▶ [Stated problem]: Arrange everything from the start of the items down to the line containing "591, 668, 608]" as a Markdown table with the columns Row and Entry. Put the row number in Row and the line in Entry, and leave out blank lines.

=== Records supplied ===

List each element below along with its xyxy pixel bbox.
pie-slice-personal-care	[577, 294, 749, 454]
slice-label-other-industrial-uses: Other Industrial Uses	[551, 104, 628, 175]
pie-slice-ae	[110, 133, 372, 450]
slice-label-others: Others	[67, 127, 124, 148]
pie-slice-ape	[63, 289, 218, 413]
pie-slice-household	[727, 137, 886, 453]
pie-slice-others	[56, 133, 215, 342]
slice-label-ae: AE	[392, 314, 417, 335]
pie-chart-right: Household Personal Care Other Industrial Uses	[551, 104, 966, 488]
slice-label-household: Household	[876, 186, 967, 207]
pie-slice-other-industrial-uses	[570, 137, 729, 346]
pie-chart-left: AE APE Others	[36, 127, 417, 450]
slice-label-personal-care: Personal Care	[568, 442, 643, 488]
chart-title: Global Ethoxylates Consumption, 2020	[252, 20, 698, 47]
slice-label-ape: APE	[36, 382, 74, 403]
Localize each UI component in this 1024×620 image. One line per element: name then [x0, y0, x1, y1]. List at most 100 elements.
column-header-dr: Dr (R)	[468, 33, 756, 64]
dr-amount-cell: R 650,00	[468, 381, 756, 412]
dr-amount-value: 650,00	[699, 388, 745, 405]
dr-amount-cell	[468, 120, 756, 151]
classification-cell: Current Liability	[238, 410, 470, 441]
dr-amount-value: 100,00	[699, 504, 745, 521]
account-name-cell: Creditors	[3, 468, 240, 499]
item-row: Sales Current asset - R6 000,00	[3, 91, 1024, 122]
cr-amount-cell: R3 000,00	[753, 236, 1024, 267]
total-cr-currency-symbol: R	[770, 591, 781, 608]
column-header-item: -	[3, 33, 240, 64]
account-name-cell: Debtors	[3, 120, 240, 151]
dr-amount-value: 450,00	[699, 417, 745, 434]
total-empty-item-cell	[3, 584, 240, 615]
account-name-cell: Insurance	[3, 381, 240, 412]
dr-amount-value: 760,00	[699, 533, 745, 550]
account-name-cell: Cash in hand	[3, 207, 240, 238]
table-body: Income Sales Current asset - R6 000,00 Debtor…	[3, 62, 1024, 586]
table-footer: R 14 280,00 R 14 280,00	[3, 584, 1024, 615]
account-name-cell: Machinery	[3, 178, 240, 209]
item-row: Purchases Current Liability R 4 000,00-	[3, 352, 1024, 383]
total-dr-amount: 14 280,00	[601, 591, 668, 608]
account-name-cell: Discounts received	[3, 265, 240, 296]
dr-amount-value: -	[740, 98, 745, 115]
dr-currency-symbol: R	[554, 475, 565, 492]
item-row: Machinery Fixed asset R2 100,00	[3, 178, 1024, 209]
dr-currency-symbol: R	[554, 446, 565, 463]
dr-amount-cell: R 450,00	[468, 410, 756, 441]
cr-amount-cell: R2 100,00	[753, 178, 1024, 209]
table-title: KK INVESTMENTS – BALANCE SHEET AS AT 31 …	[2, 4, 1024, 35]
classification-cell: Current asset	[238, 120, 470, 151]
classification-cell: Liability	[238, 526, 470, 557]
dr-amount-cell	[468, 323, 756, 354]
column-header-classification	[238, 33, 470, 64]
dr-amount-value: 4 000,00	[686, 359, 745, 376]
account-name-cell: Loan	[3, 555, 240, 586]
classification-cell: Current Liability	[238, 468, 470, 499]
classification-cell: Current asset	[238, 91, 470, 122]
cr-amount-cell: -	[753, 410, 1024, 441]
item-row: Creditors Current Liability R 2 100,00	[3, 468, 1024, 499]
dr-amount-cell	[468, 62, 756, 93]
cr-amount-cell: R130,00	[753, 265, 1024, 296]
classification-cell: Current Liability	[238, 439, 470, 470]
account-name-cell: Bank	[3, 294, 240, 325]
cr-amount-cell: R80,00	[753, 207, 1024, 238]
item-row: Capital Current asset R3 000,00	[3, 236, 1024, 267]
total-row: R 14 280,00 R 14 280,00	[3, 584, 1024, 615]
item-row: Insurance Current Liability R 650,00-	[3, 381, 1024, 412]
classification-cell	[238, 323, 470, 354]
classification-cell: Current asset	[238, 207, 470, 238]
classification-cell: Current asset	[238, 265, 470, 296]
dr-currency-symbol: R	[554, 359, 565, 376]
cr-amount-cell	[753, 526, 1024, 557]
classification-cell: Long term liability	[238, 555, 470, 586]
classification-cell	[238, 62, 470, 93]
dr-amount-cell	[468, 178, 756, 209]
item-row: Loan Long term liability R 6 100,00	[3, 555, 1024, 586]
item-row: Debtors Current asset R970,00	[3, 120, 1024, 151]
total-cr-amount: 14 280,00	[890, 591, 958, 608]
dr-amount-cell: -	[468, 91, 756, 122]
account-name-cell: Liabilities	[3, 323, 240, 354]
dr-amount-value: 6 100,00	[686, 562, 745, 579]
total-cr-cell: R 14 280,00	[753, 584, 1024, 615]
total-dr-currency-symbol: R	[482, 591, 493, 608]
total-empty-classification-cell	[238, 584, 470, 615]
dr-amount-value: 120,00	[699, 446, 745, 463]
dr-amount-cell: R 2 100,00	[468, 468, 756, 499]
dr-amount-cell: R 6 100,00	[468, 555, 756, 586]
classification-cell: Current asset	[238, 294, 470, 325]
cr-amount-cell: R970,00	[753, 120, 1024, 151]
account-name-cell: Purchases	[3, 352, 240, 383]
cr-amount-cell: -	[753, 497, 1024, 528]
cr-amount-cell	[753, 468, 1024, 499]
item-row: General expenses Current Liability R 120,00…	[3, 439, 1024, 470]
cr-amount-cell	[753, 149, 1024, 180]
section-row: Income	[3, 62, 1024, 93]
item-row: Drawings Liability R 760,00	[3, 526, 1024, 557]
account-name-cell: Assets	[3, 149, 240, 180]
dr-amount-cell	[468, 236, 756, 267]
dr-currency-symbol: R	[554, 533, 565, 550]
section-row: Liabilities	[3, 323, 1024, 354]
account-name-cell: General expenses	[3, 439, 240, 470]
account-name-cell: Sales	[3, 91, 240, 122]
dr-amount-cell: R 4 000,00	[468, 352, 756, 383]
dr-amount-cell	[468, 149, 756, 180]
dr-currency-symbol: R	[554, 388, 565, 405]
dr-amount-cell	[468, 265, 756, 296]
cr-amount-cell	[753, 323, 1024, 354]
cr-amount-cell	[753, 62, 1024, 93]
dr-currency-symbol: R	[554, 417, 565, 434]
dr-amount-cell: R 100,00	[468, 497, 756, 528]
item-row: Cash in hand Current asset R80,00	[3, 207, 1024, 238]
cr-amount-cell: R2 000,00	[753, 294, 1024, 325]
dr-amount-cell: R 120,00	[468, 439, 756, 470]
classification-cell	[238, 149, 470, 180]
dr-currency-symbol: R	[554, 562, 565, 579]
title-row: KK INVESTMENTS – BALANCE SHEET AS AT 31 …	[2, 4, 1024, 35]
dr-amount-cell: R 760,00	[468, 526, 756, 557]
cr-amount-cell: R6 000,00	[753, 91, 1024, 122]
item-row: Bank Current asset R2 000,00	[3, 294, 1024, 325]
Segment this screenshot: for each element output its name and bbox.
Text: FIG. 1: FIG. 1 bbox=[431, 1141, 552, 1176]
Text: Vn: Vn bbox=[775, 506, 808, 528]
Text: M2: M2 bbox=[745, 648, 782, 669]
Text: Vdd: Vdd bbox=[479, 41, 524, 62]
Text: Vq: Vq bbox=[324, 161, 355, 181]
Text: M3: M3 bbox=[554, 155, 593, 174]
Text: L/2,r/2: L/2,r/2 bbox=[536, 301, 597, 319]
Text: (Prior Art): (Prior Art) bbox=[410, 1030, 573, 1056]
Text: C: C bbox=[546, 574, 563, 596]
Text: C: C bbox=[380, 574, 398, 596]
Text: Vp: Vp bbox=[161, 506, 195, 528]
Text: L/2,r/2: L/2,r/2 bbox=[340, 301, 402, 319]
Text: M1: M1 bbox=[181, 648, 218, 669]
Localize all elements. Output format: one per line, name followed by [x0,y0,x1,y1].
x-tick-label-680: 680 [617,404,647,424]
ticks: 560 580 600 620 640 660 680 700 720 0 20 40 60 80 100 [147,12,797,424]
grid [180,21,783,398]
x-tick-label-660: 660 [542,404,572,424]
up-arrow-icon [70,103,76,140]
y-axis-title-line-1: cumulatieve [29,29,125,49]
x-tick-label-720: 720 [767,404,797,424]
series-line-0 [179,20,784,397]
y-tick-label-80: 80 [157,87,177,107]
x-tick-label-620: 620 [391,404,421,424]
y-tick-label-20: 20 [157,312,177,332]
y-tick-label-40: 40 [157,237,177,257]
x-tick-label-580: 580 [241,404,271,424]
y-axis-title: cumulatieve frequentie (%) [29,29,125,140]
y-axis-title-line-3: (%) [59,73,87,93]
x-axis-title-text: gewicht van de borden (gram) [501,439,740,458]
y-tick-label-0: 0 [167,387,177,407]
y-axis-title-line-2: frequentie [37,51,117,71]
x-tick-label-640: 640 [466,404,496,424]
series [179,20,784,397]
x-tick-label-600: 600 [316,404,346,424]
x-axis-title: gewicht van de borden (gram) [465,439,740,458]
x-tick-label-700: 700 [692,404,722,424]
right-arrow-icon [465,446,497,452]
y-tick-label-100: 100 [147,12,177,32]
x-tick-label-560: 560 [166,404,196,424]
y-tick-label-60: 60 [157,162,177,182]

===

▶ [Reply]:
| Row | Entry |
|---|---|
| 1 | List each element below along with its xyxy pixel bbox. |
| 2 | pie-slice-personal-care	[577, 294, 749, 454] |
| 3 | slice-label-other-industrial-uses: Other Industrial Uses	[551, 104, 628, 175] |
| 4 | pie-slice-ae	[110, 133, 372, 450] |
| 5 | slice-label-others: Others	[67, 127, 124, 148] |
| 6 | pie-slice-ape	[63, 289, 218, 413] |
| 7 | pie-slice-household	[727, 137, 886, 453] |
| 8 | pie-slice-others	[56, 133, 215, 342] |
| 9 | slice-label-ae: AE	[392, 314, 417, 335] |
| 10 | pie-chart-right: Household Personal Care Other Industrial Uses	[551, 104, 966, 488] |
| 11 | slice-label-household: Household	[876, 186, 967, 207] |
| 12 | pie-slice-other-industrial-uses	[570, 137, 729, 346] |
| 13 | pie-chart-left: AE APE Others	[36, 127, 417, 450] |
| 14 | slice-label-personal-care: Personal Care	[568, 442, 643, 488] |
| 15 | chart-title: Global Ethoxylates Consumption, 2020	[252, 20, 698, 47] |
| 16 | slice-label-ape: APE	[36, 382, 74, 403] |
| 17 | Localize each UI component in this 1024×620 image. One line per element: name then [x0, y0, x1, y1]. List at most 100 elements. |
| 18 | column-header-dr: Dr (R)	[468, 33, 756, 64] |
| 19 | dr-amount-cell: R 650,00	[468, 381, 756, 412] |
| 20 | dr-amount-value: 650,00	[699, 388, 745, 405] |
| 21 | dr-amount-cell	[468, 120, 756, 151] |
| 22 | classification-cell: Current Liability	[238, 410, 470, 441] |
| 23 | dr-amount-value: 100,00	[699, 504, 745, 521] |
| 24 | account-name-cell: Creditors	[3, 468, 240, 499] |
| 25 | item-row: Sales Current asset - R6 000,00	[3, 91, 1024, 122] |
| 26 | cr-amount-cell: R3 000,00	[753, 236, 1024, 267] |
| 27 | total-cr-currency-symbol: R	[770, 591, 781, 608] |
| 28 | column-header-item: -	[3, 33, 240, 64] |
| 29 | account-name-cell: Debtors	[3, 120, 240, 151] |
| 30 | dr-amount-value: 450,00	[699, 417, 745, 434] |
| 31 | total-empty-item-cell	[3, 584, 240, 615] |
| 32 | account-name-cell: Insurance	[3, 381, 240, 412] |
| 33 | dr-amount-value: 760,00	[699, 533, 745, 550] |
| 34 | account-name-cell: Cash in hand	[3, 207, 240, 238] |
| 35 | table-body: Income Sales Current asset - R6 000,00 Debtor…	[3, 62, 1024, 586] |
| 36 | table-footer: R 14 280,00 R 14 280,00	[3, 584, 1024, 615] |
| 37 | account-name-cell: Machinery	[3, 178, 240, 209] |
| 38 | item-row: Purchases Current Liability R 4 000,00-	[3, 352, 1024, 383] |
| 39 | total-dr-amount: 14 280,00	[601, 591, 668, 608] |